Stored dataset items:
-- BEGIN --

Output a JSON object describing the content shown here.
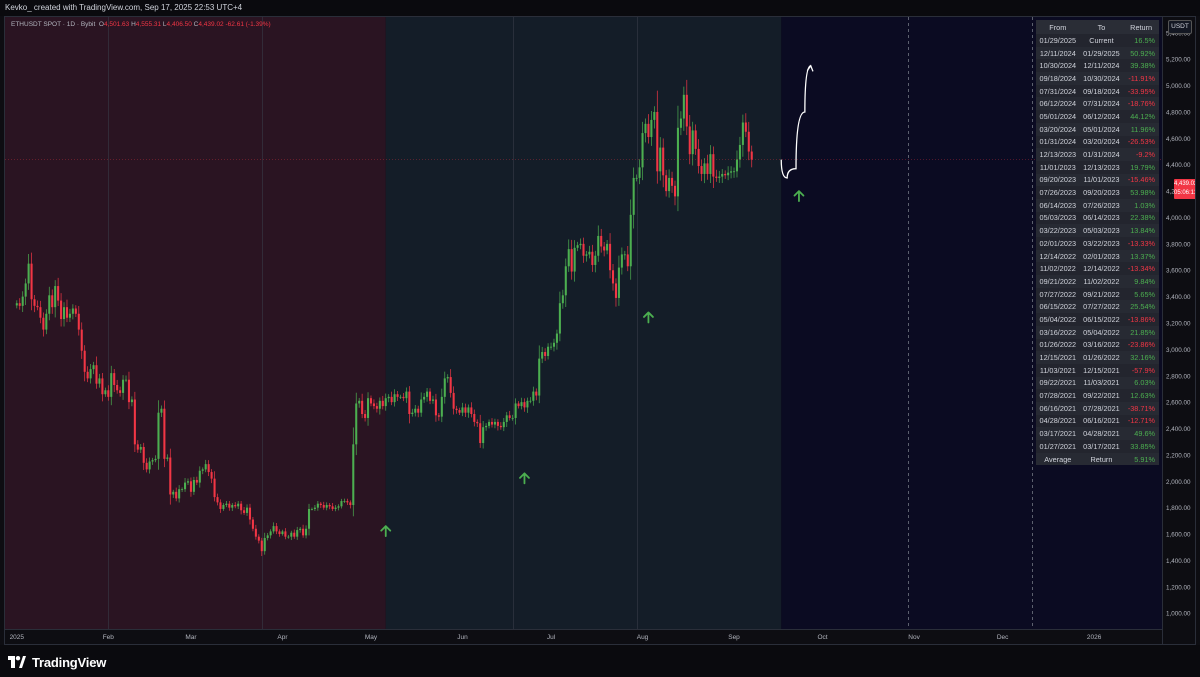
{
  "header": {
    "caption": "Kevko_ created with TradingView.com, Sep 17, 2025 22:53 UTC+4"
  },
  "legend": {
    "symbol": "ETHUSDT SPOT · 1D · Bybit",
    "open_label": "O",
    "open": "4,501.63",
    "high_label": "H",
    "high": "4,555.31",
    "low_label": "L",
    "low": "4,406.50",
    "close_label": "C",
    "close": "4,439.02",
    "change": "-62.61 (-1.39%)"
  },
  "price_axis": {
    "currency": "USDT",
    "last_price": "4,439.02",
    "countdown": "05:06:11"
  },
  "stats_table": {
    "headers": [
      "From",
      "To",
      "Return"
    ],
    "rows": [
      {
        "from": "01/29/2025",
        "to": "Current",
        "ret": "16.5%"
      },
      {
        "from": "12/11/2024",
        "to": "01/29/2025",
        "ret": "50.92%"
      },
      {
        "from": "10/30/2024",
        "to": "12/11/2024",
        "ret": "39.38%"
      },
      {
        "from": "09/18/2024",
        "to": "10/30/2024",
        "ret": "-11.91%"
      },
      {
        "from": "07/31/2024",
        "to": "09/18/2024",
        "ret": "-33.95%"
      },
      {
        "from": "06/12/2024",
        "to": "07/31/2024",
        "ret": "-18.76%"
      },
      {
        "from": "05/01/2024",
        "to": "06/12/2024",
        "ret": "44.12%"
      },
      {
        "from": "03/20/2024",
        "to": "05/01/2024",
        "ret": "11.96%"
      },
      {
        "from": "01/31/2024",
        "to": "03/20/2024",
        "ret": "-26.53%"
      },
      {
        "from": "12/13/2023",
        "to": "01/31/2024",
        "ret": "-9.2%"
      },
      {
        "from": "11/01/2023",
        "to": "12/13/2023",
        "ret": "19.79%"
      },
      {
        "from": "09/20/2023",
        "to": "11/01/2023",
        "ret": "-15.46%"
      },
      {
        "from": "07/26/2023",
        "to": "09/20/2023",
        "ret": "53.98%"
      },
      {
        "from": "06/14/2023",
        "to": "07/26/2023",
        "ret": "1.03%"
      },
      {
        "from": "05/03/2023",
        "to": "06/14/2023",
        "ret": "22.38%"
      },
      {
        "from": "03/22/2023",
        "to": "05/03/2023",
        "ret": "13.84%"
      },
      {
        "from": "02/01/2023",
        "to": "03/22/2023",
        "ret": "-13.33%"
      },
      {
        "from": "12/14/2022",
        "to": "02/01/2023",
        "ret": "13.37%"
      },
      {
        "from": "11/02/2022",
        "to": "12/14/2022",
        "ret": "-13.34%"
      },
      {
        "from": "09/21/2022",
        "to": "11/02/2022",
        "ret": "9.84%"
      },
      {
        "from": "07/27/2022",
        "to": "09/21/2022",
        "ret": "5.65%"
      },
      {
        "from": "06/15/2022",
        "to": "07/27/2022",
        "ret": "25.54%"
      },
      {
        "from": "05/04/2022",
        "to": "06/15/2022",
        "ret": "-13.86%"
      },
      {
        "from": "03/16/2022",
        "to": "05/04/2022",
        "ret": "21.85%"
      },
      {
        "from": "01/26/2022",
        "to": "03/16/2022",
        "ret": "-23.86%"
      },
      {
        "from": "12/15/2021",
        "to": "01/26/2022",
        "ret": "32.16%"
      },
      {
        "from": "11/03/2021",
        "to": "12/15/2021",
        "ret": "-57.9%"
      },
      {
        "from": "09/22/2021",
        "to": "11/03/2021",
        "ret": "6.03%"
      },
      {
        "from": "07/28/2021",
        "to": "09/22/2021",
        "ret": "12.63%"
      },
      {
        "from": "06/16/2021",
        "to": "07/28/2021",
        "ret": "-38.71%"
      },
      {
        "from": "04/28/2021",
        "to": "06/16/2021",
        "ret": "-12.71%"
      },
      {
        "from": "03/17/2021",
        "to": "04/28/2021",
        "ret": "49.6%"
      },
      {
        "from": "01/27/2021",
        "to": "03/17/2021",
        "ret": "33.85%"
      }
    ],
    "average_label": "Average",
    "average_to": "Return",
    "average_value": "5.91%"
  },
  "colors": {
    "up": "#26a69a",
    "up_candle": "#4caf50",
    "down": "#f23645",
    "zone_red": "#2a1422",
    "zone_teal": "#141d28",
    "zone_future": "#0b0b22",
    "arrow": "#4caf50"
  },
  "footer": {
    "brand": "TradingView"
  },
  "chart_data": {
    "type": "candlestick",
    "symbol": "ETHUSDT",
    "timeframe": "1D",
    "exchange": "Bybit",
    "y_ticks": [
      1000,
      1200,
      1400,
      1600,
      1800,
      2000,
      2200,
      2400,
      2600,
      2800,
      3000,
      3200,
      3400,
      3600,
      3800,
      4000,
      4200,
      4400,
      4600,
      4800,
      5000,
      5200,
      5400
    ],
    "y_tick_labels": [
      "1,000.00",
      "1,200.00",
      "1,400.00",
      "1,600.00",
      "1,800.00",
      "2,000.00",
      "2,200.00",
      "2,400.00",
      "2,600.00",
      "2,800.00",
      "3,000.00",
      "3,200.00",
      "3,400.00",
      "3,600.00",
      "3,800.00",
      "4,000.00",
      "4,200.00",
      "4,400.00",
      "4,600.00",
      "4,800.00",
      "5,000.00",
      "5,200.00",
      "5,400.00"
    ],
    "ylim": [
      880,
      5520
    ],
    "x_start": "2024-12-28",
    "x_end": "2026-01-24",
    "x_tick_labels": [
      {
        "label": "2025",
        "date": "2025-01-01"
      },
      {
        "label": "Feb",
        "date": "2025-02-01"
      },
      {
        "label": "Mar",
        "date": "2025-03-01"
      },
      {
        "label": "Apr",
        "date": "2025-04-01"
      },
      {
        "label": "May",
        "date": "2025-05-01"
      },
      {
        "label": "Jun",
        "date": "2025-06-01"
      },
      {
        "label": "Jul",
        "date": "2025-07-01"
      },
      {
        "label": "Aug",
        "date": "2025-08-01"
      },
      {
        "label": "Sep",
        "date": "2025-09-01"
      },
      {
        "label": "Oct",
        "date": "2025-10-01"
      },
      {
        "label": "Nov",
        "date": "2025-11-01"
      },
      {
        "label": "Dec",
        "date": "2025-12-01"
      },
      {
        "label": "2026",
        "date": "2026-01-01"
      }
    ],
    "zones": [
      {
        "from": "2024-12-28",
        "to": "2025-05-06",
        "color": "zone_red"
      },
      {
        "from": "2025-05-06",
        "to": "2025-09-17",
        "color": "zone_teal"
      },
      {
        "from": "2025-09-17",
        "to": "2026-01-24",
        "color": "zone_future"
      }
    ],
    "vertical_lines": [
      "2025-02-01",
      "2025-03-25",
      "2025-06-18",
      "2025-07-30"
    ],
    "future_dashed_lines": [
      "2025-10-30",
      "2025-12-11"
    ],
    "close_series": {
      "start": "2025-01-01",
      "values": [
        3350,
        3330,
        3400,
        3500,
        3650,
        3380,
        3330,
        3320,
        3240,
        3150,
        3270,
        3410,
        3320,
        3480,
        3370,
        3230,
        3320,
        3240,
        3270,
        3310,
        3270,
        3150,
        2990,
        2830,
        2780,
        2850,
        2880,
        2740,
        2780,
        2660,
        2690,
        2640,
        2820,
        2730,
        2690,
        2670,
        2770,
        2770,
        2600,
        2620,
        2280,
        2240,
        2260,
        2140,
        2090,
        2150,
        2160,
        2170,
        2520,
        2550,
        2170,
        2180,
        1900,
        1920,
        1870,
        1940,
        1940,
        1990,
        2000,
        1920,
        2010,
        1990,
        2080,
        2090,
        2130,
        2070,
        2020,
        1880,
        1840,
        1790,
        1820,
        1830,
        1800,
        1820,
        1810,
        1830,
        1780,
        1760,
        1800,
        1710,
        1640,
        1580,
        1550,
        1470,
        1570,
        1590,
        1620,
        1660,
        1620,
        1600,
        1620,
        1580,
        1580,
        1610,
        1580,
        1630,
        1640,
        1590,
        1640,
        1790,
        1790,
        1800,
        1830,
        1820,
        1800,
        1820,
        1810,
        1790,
        1800,
        1810,
        1850,
        1850,
        1840,
        1820,
        2280,
        2590,
        2610,
        2510,
        2480,
        2630,
        2590,
        2570,
        2550,
        2610,
        2570,
        2630,
        2640,
        2600,
        2660,
        2640,
        2640,
        2630,
        2680,
        2510,
        2520,
        2550,
        2520,
        2620,
        2640,
        2680,
        2610,
        2620,
        2500,
        2490,
        2640,
        2780,
        2790,
        2670,
        2550,
        2540,
        2520,
        2560,
        2520,
        2560,
        2510,
        2450,
        2440,
        2290,
        2410,
        2420,
        2450,
        2430,
        2450,
        2420,
        2410,
        2450,
        2500,
        2480,
        2480,
        2590,
        2570,
        2600,
        2560,
        2610,
        2610,
        2680,
        2650,
        2930,
        2980,
        2950,
        3020,
        3020,
        3050,
        3120,
        3350,
        3410,
        3630,
        3760,
        3590,
        3770,
        3790,
        3800,
        3710,
        3720,
        3740,
        3640,
        3710,
        3860,
        3780,
        3750,
        3800,
        3600,
        3500,
        3390,
        3620,
        3720,
        3720,
        3630,
        4020,
        4300,
        4300,
        4380,
        4640,
        4710,
        4610,
        4740,
        4800,
        4350,
        4530,
        4320,
        4200,
        4300,
        4240,
        4160,
        4680,
        4750,
        4930,
        4690,
        4480,
        4660,
        4520,
        4390,
        4330,
        4410,
        4330,
        4480,
        4310,
        4300,
        4310,
        4330,
        4320,
        4340,
        4350,
        4350,
        4440,
        4550,
        4720,
        4650,
        4500,
        4439
      ]
    },
    "annotations": {
      "up_arrows": [
        {
          "date": "2025-05-06",
          "price": 1660
        },
        {
          "date": "2025-06-22",
          "price": 2060
        },
        {
          "date": "2025-08-03",
          "price": 3280
        },
        {
          "date": "2025-09-23",
          "price": 4200
        }
      ],
      "projection_curve": [
        {
          "date": "2025-09-17",
          "price": 4439
        },
        {
          "date": "2025-09-19",
          "price": 4300
        },
        {
          "date": "2025-09-22",
          "price": 4370
        },
        {
          "date": "2025-09-25",
          "price": 4800
        },
        {
          "date": "2025-09-27",
          "price": 5150
        }
      ]
    }
  }
}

-- END --

To do:
From the listing above, copy every line that holds the string "TradingView".

Exercise solution:
    "caption": "Kevko_ created with TradingView.com, Sep 17, 2025 22:53 UTC+4"
    "brand": "TradingView"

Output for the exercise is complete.